* Exercise brief
Show, in full, each line of the data that contains "Results".

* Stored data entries
..............................

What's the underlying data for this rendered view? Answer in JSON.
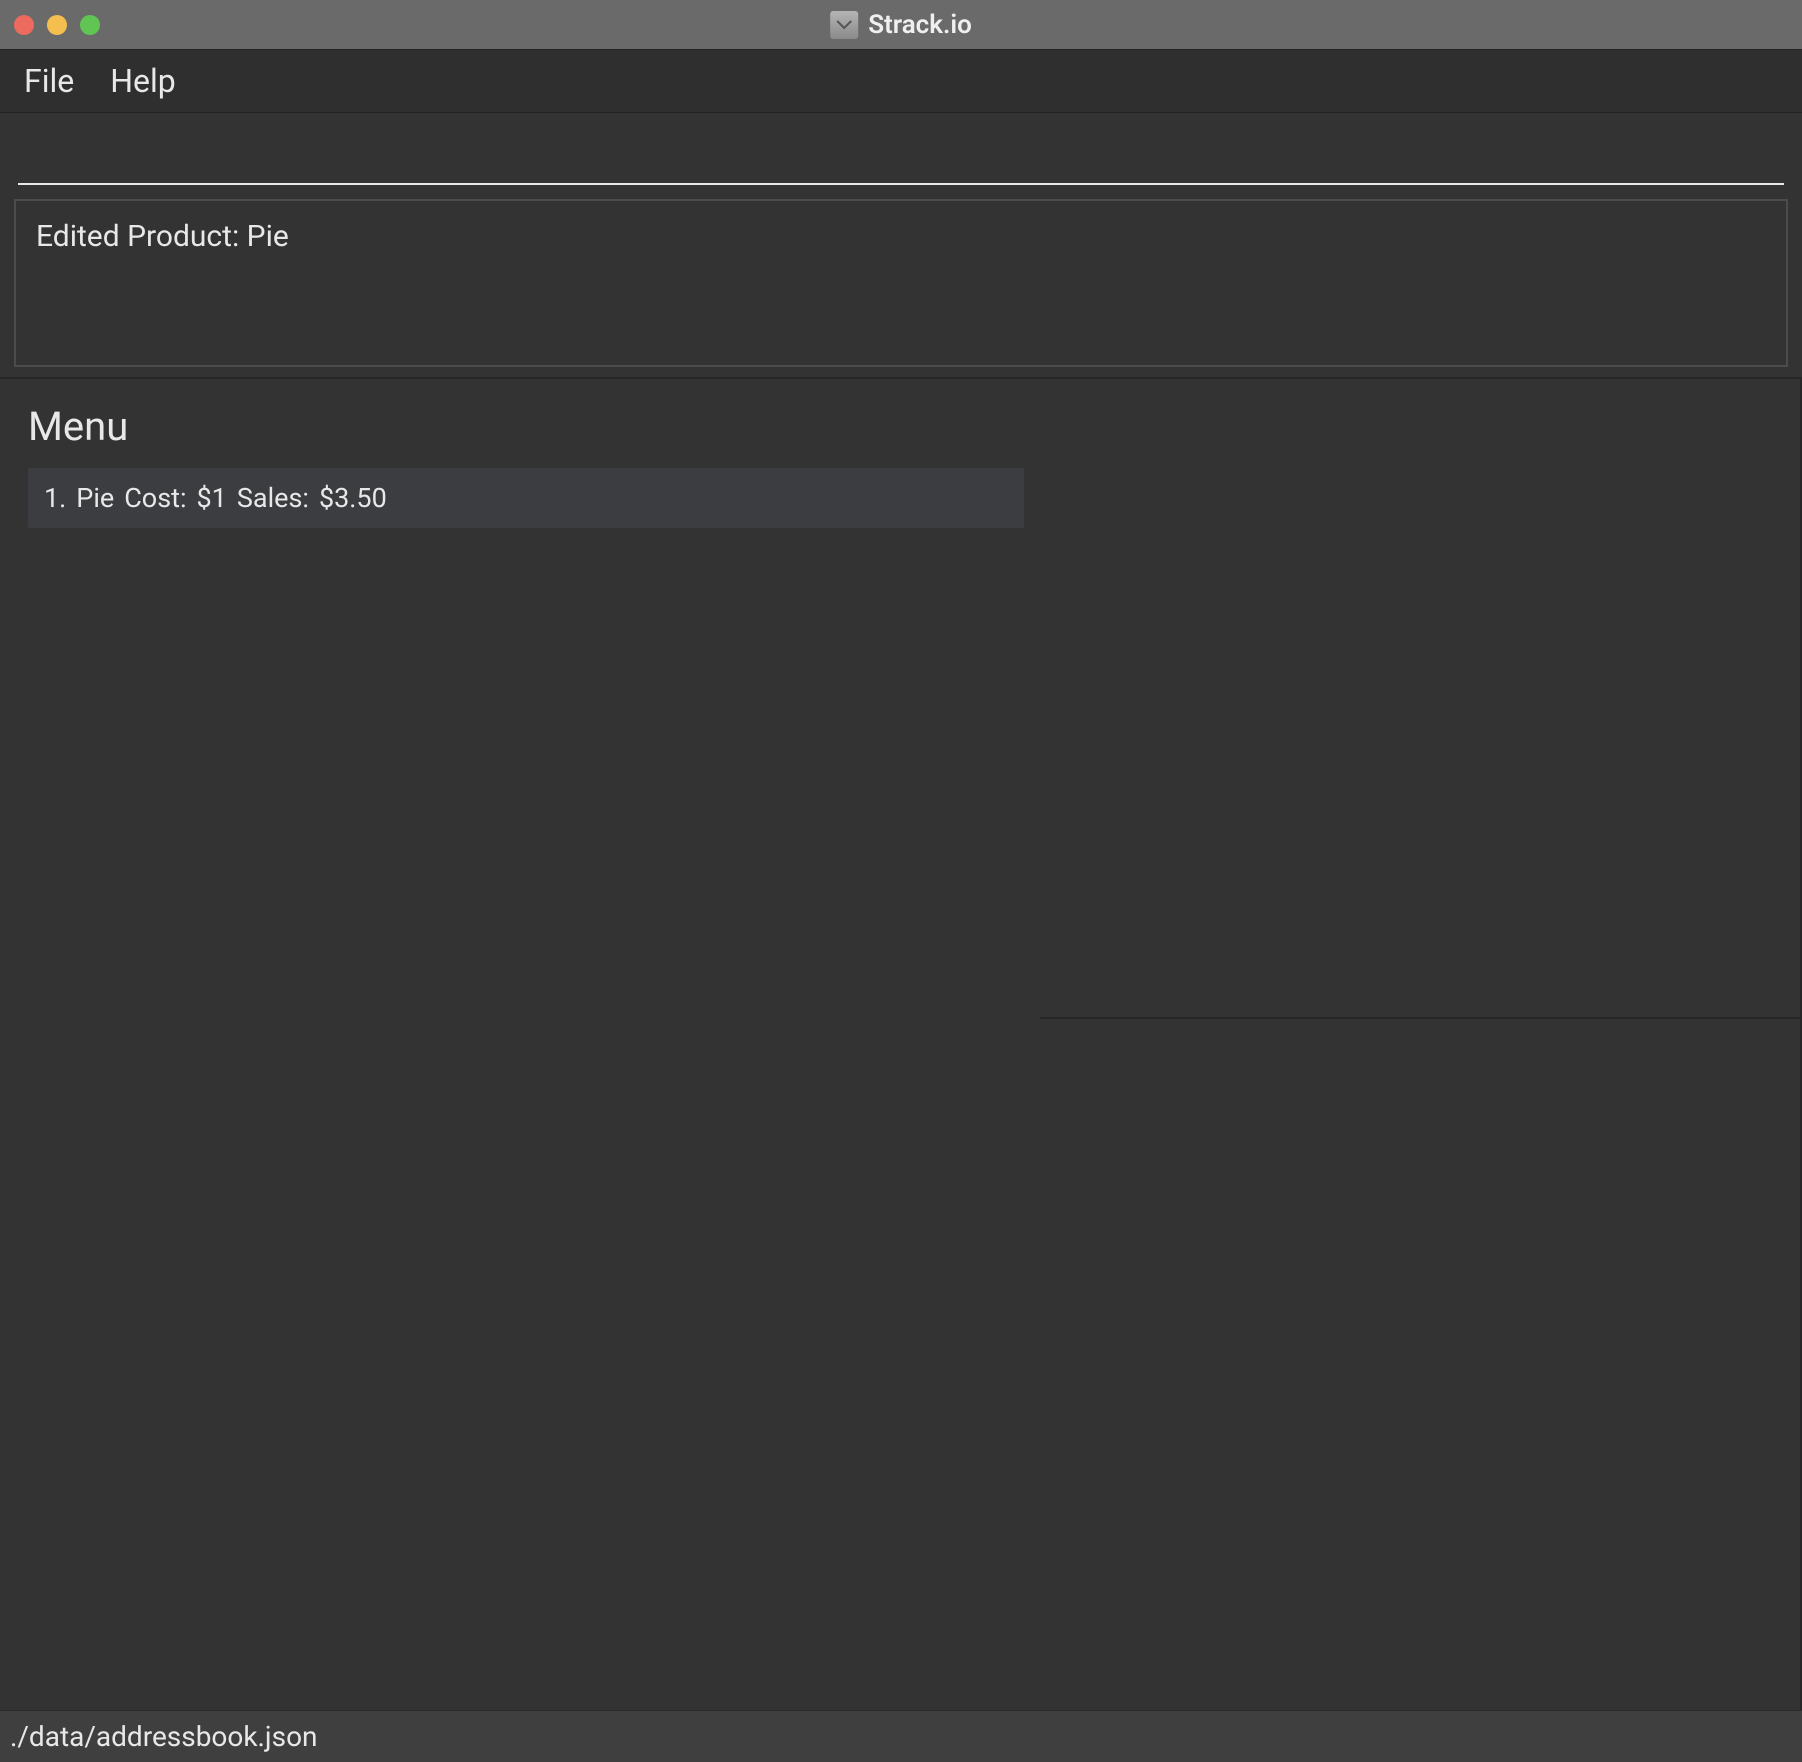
{
  "window": {
    "title": "Strack.io"
  },
  "menubar": {
    "file": "File",
    "help": "Help"
  },
  "command": {
    "value": "",
    "placeholder": ""
  },
  "status": {
    "message": "Edited Product: Pie"
  },
  "menu": {
    "title": "Menu",
    "items": [
      {
        "index": "1.",
        "name": "Pie",
        "cost_label": "Cost:",
        "cost_value": "$1",
        "sales_label": "Sales:",
        "sales_value": "$3.50"
      }
    ]
  },
  "footer": {
    "path": "./data/addressbook.json"
  }
}
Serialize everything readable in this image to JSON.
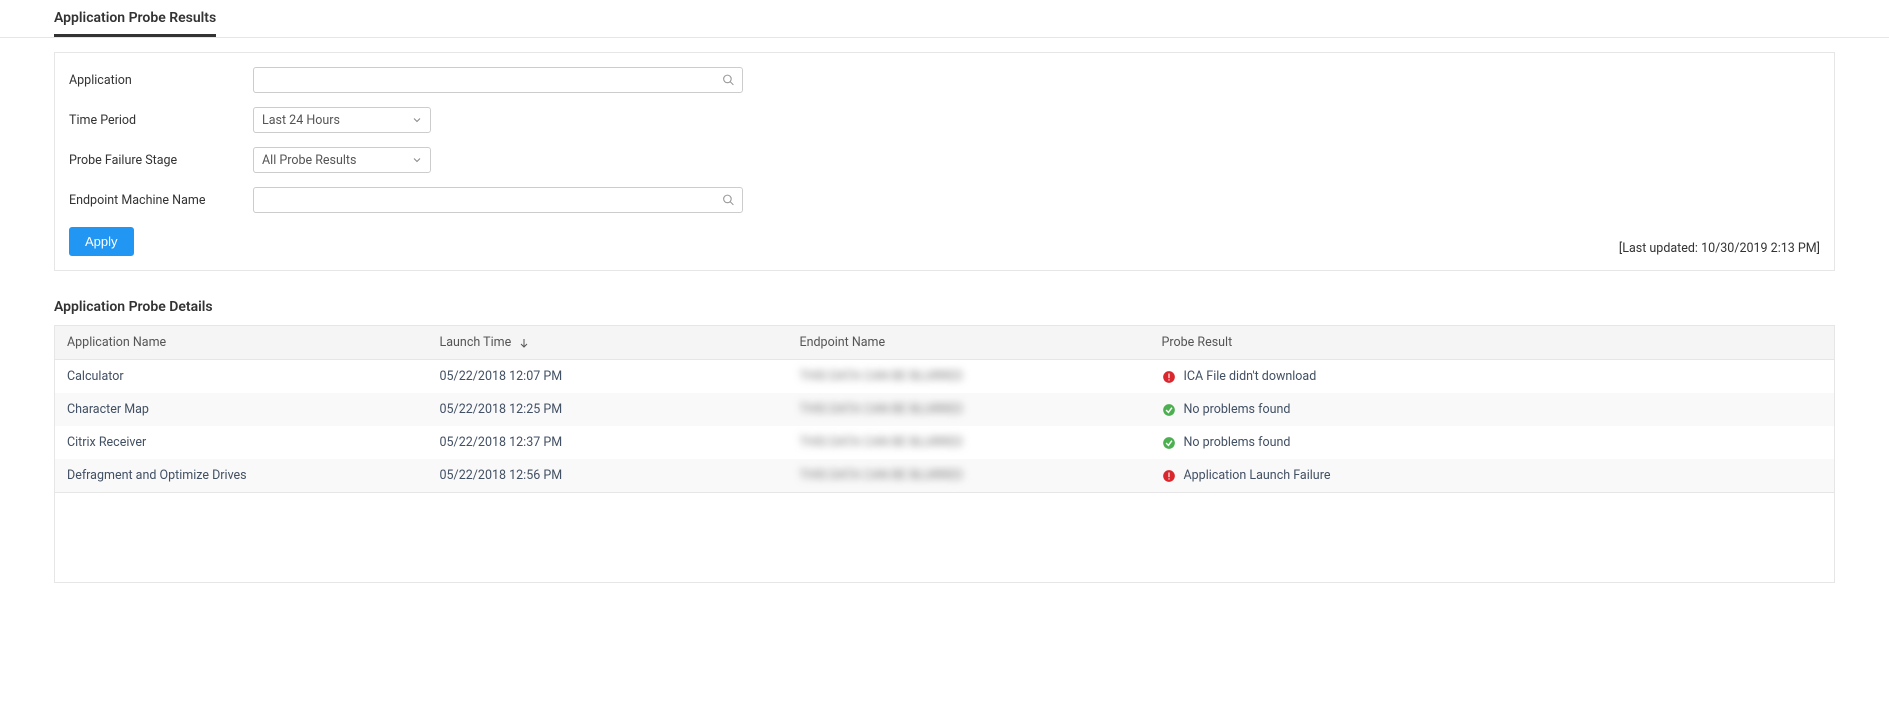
{
  "tab": {
    "title": "Application Probe Results"
  },
  "filters": {
    "application_label": "Application",
    "time_period_label": "Time Period",
    "time_period_value": "Last 24 Hours",
    "probe_failure_label": "Probe Failure Stage",
    "probe_failure_value": "All Probe Results",
    "endpoint_label": "Endpoint Machine Name",
    "apply_label": "Apply",
    "last_updated": "[Last updated: 10/30/2019 2:13 PM]"
  },
  "details": {
    "title": "Application Probe Details",
    "columns": {
      "app_name": "Application Name",
      "launch_time": "Launch Time",
      "endpoint_name": "Endpoint Name",
      "probe_result": "Probe Result"
    },
    "rows": [
      {
        "app": "Calculator",
        "launch": "05/22/2018 12:07 PM",
        "endpoint": "THIS DATA CAN BE BLURRED",
        "status": "error",
        "result": "ICA File didn't download"
      },
      {
        "app": "Character Map",
        "launch": "05/22/2018 12:25 PM",
        "endpoint": "THIS DATA CAN BE BLURRED",
        "status": "success",
        "result": "No problems found"
      },
      {
        "app": "Citrix Receiver",
        "launch": "05/22/2018 12:37 PM",
        "endpoint": "THIS DATA CAN BE BLURRED",
        "status": "success",
        "result": "No problems found"
      },
      {
        "app": "Defragment and Optimize Drives",
        "launch": "05/22/2018 12:56 PM",
        "endpoint": "THIS DATA CAN BE BLURRED",
        "status": "error",
        "result": "Application Launch Failure"
      }
    ]
  }
}
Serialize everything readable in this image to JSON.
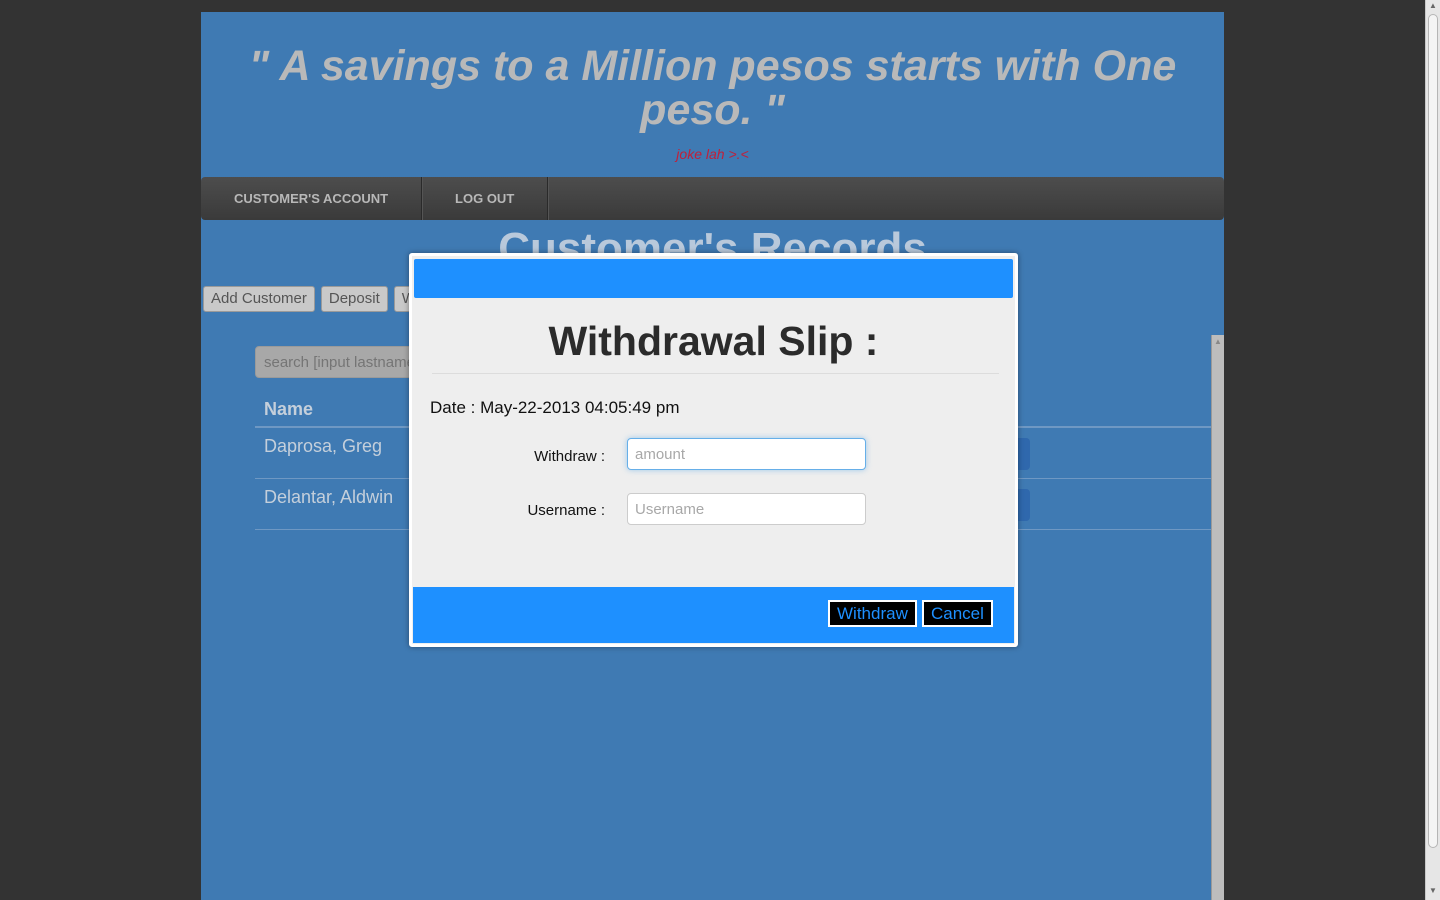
{
  "header": {
    "quote": "\" A savings to a Million pesos starts with One peso. \"",
    "joke": "joke lah >.<"
  },
  "nav": {
    "items": [
      "CUSTOMER'S ACCOUNT",
      "LOG OUT"
    ]
  },
  "records": {
    "title": "Customer's Records",
    "buttons": [
      "Add Customer",
      "Deposit",
      "W"
    ],
    "search_placeholder": "search [input lastname]",
    "column_name": "Name",
    "rows": [
      "Daprosa, Greg",
      "Delantar, Aldwin"
    ]
  },
  "modal": {
    "title": "Withdrawal Slip :",
    "date_label": "Date : May-22-2013 04:05:49 pm",
    "withdraw_label": "Withdraw :",
    "withdraw_placeholder": "amount",
    "username_label": "Username :",
    "username_placeholder": "Username",
    "withdraw_button": "Withdraw",
    "cancel_button": "Cancel"
  },
  "colors": {
    "page_bg": "#3f7ab3",
    "modal_accent": "#1e90ff",
    "outer_bg": "#333333"
  }
}
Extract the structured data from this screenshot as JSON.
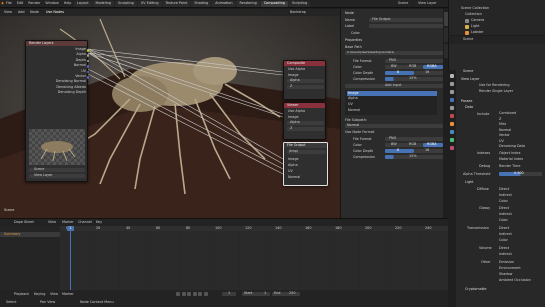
{
  "app": {
    "menus": [
      "File",
      "Edit",
      "Render",
      "Window",
      "Help"
    ],
    "workspace_tabs": [
      "Layout",
      "Modeling",
      "Sculpting",
      "UV Editing",
      "Texture Paint",
      "Shading",
      "Animation",
      "Rendering",
      "Compositing",
      "Scripting"
    ],
    "active_tab": "Compositing",
    "scene_name": "Scene",
    "view_layer": "View Layer"
  },
  "node_editor": {
    "header_items": [
      "View",
      "Add",
      "Node"
    ],
    "use_nodes_label": "Use Nodes",
    "backdrop_label": "Backdrop",
    "render_layers_node": {
      "title": "Render Layers",
      "outputs": [
        "Image",
        "Alpha",
        "Depth",
        "Normal",
        "UV",
        "Vector",
        "Denoising Normal",
        "Denoising Albedo",
        "Denoising Depth"
      ],
      "scene_value": "Scene",
      "layer_value": "View Layer"
    },
    "composite_node": {
      "title": "Composite",
      "use_alpha": "Use Alpha",
      "inputs": [
        "Image",
        "Alpha",
        "Z"
      ]
    },
    "viewer_node": {
      "title": "Viewer",
      "use_alpha": "Use Alpha",
      "inputs": [
        "Image",
        "Alpha",
        "Z"
      ]
    },
    "file_output_node": {
      "title": "File Output",
      "base_path": "/tmp/",
      "inputs": [
        "Image",
        "Alpha",
        "UV",
        "Normal"
      ]
    },
    "footer_label": "Scene"
  },
  "node_sidebar": {
    "node_section": "Node",
    "name_label": "Name",
    "name_value": "File Output",
    "label_label": "Label",
    "color_label": "Color",
    "properties_section": "Properties",
    "base_path_label": "Base Path",
    "base_path_value": "C:\\Users\\User\\Desktop\\renders\\",
    "file_format_label": "File Format",
    "file_format_value": "PNG",
    "color_label2": "Color",
    "color_modes": [
      "BW",
      "RGB",
      "RGBA"
    ],
    "color_depth_label": "Color Depth",
    "color_depths": [
      "8",
      "16"
    ],
    "compression_label": "Compression",
    "compression_value": "15%",
    "add_input_label": "Add Input",
    "inputs_list": [
      "Image",
      "Alpha",
      "UV",
      "Normal"
    ],
    "file_subpath_label": "File Subpath:",
    "file_subpath_value": "Normal",
    "use_node_format_label": "Use Node Format",
    "format_value2": "PNG"
  },
  "outliner": {
    "title": "Scene Collection",
    "items": [
      "Collection",
      "Camera",
      "Light",
      "Lobster"
    ]
  },
  "properties_editor": {
    "scene_label": "Scene",
    "scene_value": "Scene",
    "view_layer_section": "View Layer",
    "use_for_rendering": "Use for Rendering",
    "render_single_layer": "Render Single Layer",
    "passes_section": "Passes",
    "data_section": "Data",
    "include_label": "Include",
    "data_passes": [
      "Combined",
      "Z",
      "Mist",
      "Normal",
      "Vector",
      "UV"
    ],
    "denoising_label": "Denoising Data",
    "indexes_label": "Indexes",
    "index_items": [
      "Object Index",
      "Material Index"
    ],
    "debug_label": "Debug",
    "debug_item": "Render Time",
    "alpha_threshold_label": "Alpha Threshold",
    "alpha_threshold_value": "0.500",
    "light_section": "Light",
    "light_rows": [
      {
        "name": "Diffuse",
        "items": [
          "Direct",
          "Indirect",
          "Color"
        ]
      },
      {
        "name": "Glossy",
        "items": [
          "Direct",
          "Indirect",
          "Color"
        ]
      },
      {
        "name": "Transmission",
        "items": [
          "Direct",
          "Indirect",
          "Color"
        ]
      },
      {
        "name": "Volume",
        "items": [
          "Direct",
          "Indirect"
        ]
      },
      {
        "name": "Other",
        "items": [
          "Emission",
          "Environment",
          "Shadow",
          "Ambient Occlusion"
        ]
      }
    ],
    "cryptomatte_section": "Cryptomatte"
  },
  "timeline": {
    "header_items": [
      "View",
      "Marker",
      "Channel",
      "Key"
    ],
    "mode_label": "Dope Sheet",
    "summary_label": "Summary",
    "ruler": [
      "0",
      "20",
      "40",
      "60",
      "80",
      "100",
      "120",
      "140",
      "160",
      "180",
      "200",
      "220",
      "240"
    ],
    "current_frame": "1",
    "start_label": "Start",
    "start_value": "1",
    "end_label": "End",
    "end_value": "250",
    "playback_label": "Playback",
    "keying_label": "Keying",
    "view_label": "View",
    "marker_label": "Marker"
  },
  "status": {
    "left": "Select",
    "middle": "Pan View",
    "right": "Node Context Menu"
  }
}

..............................

* Task output
    "title": "Application Probe Results"
    "probe_failure_value": "All Probe Results",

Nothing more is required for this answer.